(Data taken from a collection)

----

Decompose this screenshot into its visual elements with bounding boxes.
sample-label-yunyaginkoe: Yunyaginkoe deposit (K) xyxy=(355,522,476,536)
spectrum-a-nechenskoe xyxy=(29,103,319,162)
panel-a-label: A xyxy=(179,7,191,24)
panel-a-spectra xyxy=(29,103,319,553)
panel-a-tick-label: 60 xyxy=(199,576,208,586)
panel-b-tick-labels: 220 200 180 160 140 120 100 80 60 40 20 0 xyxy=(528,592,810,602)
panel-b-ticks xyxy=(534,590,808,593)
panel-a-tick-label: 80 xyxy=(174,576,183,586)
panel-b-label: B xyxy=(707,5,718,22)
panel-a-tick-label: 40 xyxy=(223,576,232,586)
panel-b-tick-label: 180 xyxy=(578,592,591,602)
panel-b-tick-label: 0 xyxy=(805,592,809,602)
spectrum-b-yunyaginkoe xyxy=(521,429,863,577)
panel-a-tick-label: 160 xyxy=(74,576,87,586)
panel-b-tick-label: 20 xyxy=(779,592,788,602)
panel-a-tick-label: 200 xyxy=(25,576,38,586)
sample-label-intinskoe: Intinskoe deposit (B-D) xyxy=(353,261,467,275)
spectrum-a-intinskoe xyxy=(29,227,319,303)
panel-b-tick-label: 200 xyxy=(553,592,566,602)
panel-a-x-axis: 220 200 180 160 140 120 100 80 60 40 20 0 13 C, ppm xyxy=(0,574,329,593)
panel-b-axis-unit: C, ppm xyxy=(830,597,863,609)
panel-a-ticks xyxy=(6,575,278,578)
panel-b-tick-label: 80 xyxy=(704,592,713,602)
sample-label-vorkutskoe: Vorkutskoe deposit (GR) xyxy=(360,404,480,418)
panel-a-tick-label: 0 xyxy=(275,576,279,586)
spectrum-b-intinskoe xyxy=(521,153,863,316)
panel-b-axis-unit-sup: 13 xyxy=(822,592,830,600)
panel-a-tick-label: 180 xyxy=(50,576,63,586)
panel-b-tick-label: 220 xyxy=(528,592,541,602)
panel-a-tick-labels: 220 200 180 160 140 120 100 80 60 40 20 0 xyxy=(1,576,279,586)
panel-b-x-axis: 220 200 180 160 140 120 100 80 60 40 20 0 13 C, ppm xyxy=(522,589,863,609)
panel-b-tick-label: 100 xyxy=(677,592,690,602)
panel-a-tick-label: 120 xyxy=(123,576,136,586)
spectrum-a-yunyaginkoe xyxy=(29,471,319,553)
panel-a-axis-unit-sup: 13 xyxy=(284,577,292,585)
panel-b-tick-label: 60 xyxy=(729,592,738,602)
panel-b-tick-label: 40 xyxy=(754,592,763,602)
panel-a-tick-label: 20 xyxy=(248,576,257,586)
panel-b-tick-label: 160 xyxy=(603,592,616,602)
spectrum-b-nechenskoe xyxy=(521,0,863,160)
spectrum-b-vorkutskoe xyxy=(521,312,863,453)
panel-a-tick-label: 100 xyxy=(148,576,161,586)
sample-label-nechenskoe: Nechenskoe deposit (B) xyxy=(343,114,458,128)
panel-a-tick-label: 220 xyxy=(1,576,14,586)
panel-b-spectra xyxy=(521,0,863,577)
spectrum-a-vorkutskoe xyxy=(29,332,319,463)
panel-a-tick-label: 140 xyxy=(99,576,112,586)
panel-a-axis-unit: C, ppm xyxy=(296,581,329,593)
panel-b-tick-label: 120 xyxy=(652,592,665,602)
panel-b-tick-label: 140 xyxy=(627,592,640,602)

----

- OBJECTIVE -
Copy the entire listing above line for line, keeping every character unchanged.

- EXERCISE RESULT -
Decompose this screenshot into its visual elements with bounding boxes.
sample-label-yunyaginkoe: Yunyaginkoe deposit (K) xyxy=(355,522,476,536)
spectrum-a-nechenskoe xyxy=(29,103,319,162)
panel-a-label: A xyxy=(179,7,191,24)
panel-a-spectra xyxy=(29,103,319,553)
panel-a-tick-label: 60 xyxy=(199,576,208,586)
panel-b-tick-labels: 220 200 180 160 140 120 100 80 60 40 20 0 xyxy=(528,592,810,602)
panel-b-ticks xyxy=(534,590,808,593)
panel-a-tick-label: 80 xyxy=(174,576,183,586)
panel-b-label: B xyxy=(707,5,718,22)
panel-a-tick-label: 40 xyxy=(223,576,232,586)
panel-b-tick-label: 180 xyxy=(578,592,591,602)
panel-b-tick-label: 0 xyxy=(805,592,809,602)
spectrum-b-yunyaginkoe xyxy=(521,429,863,577)
panel-a-tick-label: 160 xyxy=(74,576,87,586)
panel-b-tick-label: 20 xyxy=(779,592,788,602)
panel-a-tick-label: 200 xyxy=(25,576,38,586)
sample-label-intinskoe: Intinskoe deposit (B-D) xyxy=(353,261,467,275)
spectrum-a-intinskoe xyxy=(29,227,319,303)
panel-b-tick-label: 200 xyxy=(553,592,566,602)
panel-a-x-axis: 220 200 180 160 140 120 100 80 60 40 20 0 13 C, ppm xyxy=(0,574,329,593)
panel-b-axis-unit: C, ppm xyxy=(830,597,863,609)
panel-a-ticks xyxy=(6,575,278,578)
panel-b-tick-label: 80 xyxy=(704,592,713,602)
sample-label-vorkutskoe: Vorkutskoe deposit (GR) xyxy=(360,404,480,418)
panel-a-tick-label: 0 xyxy=(275,576,279,586)
spectrum-b-intinskoe xyxy=(521,153,863,316)
panel-b-axis-unit-sup: 13 xyxy=(822,592,830,600)
panel-a-tick-label: 180 xyxy=(50,576,63,586)
panel-b-tick-label: 220 xyxy=(528,592,541,602)
panel-a-tick-labels: 220 200 180 160 140 120 100 80 60 40 20 0 xyxy=(1,576,279,586)
panel-b-x-axis: 220 200 180 160 140 120 100 80 60 40 20 0 13 C, ppm xyxy=(522,589,863,609)
panel-b-tick-label: 100 xyxy=(677,592,690,602)
panel-a-tick-label: 120 xyxy=(123,576,136,586)
spectrum-a-yunyaginkoe xyxy=(29,471,319,553)
panel-a-axis-unit-sup: 13 xyxy=(284,577,292,585)
panel-b-tick-label: 60 xyxy=(729,592,738,602)
panel-b-tick-label: 40 xyxy=(754,592,763,602)
panel-a-tick-label: 20 xyxy=(248,576,257,586)
panel-b-tick-label: 160 xyxy=(603,592,616,602)
spectrum-b-nechenskoe xyxy=(521,0,863,160)
spectrum-b-vorkutskoe xyxy=(521,312,863,453)
panel-a-tick-label: 100 xyxy=(148,576,161,586)
sample-label-nechenskoe: Nechenskoe deposit (B) xyxy=(343,114,458,128)
panel-a-tick-label: 220 xyxy=(1,576,14,586)
panel-b-spectra xyxy=(521,0,863,577)
spectrum-a-vorkutskoe xyxy=(29,332,319,463)
panel-a-tick-label: 140 xyxy=(99,576,112,586)
panel-a-axis-unit: C, ppm xyxy=(296,581,329,593)
panel-b-tick-label: 120 xyxy=(652,592,665,602)
panel-b-tick-label: 140 xyxy=(627,592,640,602)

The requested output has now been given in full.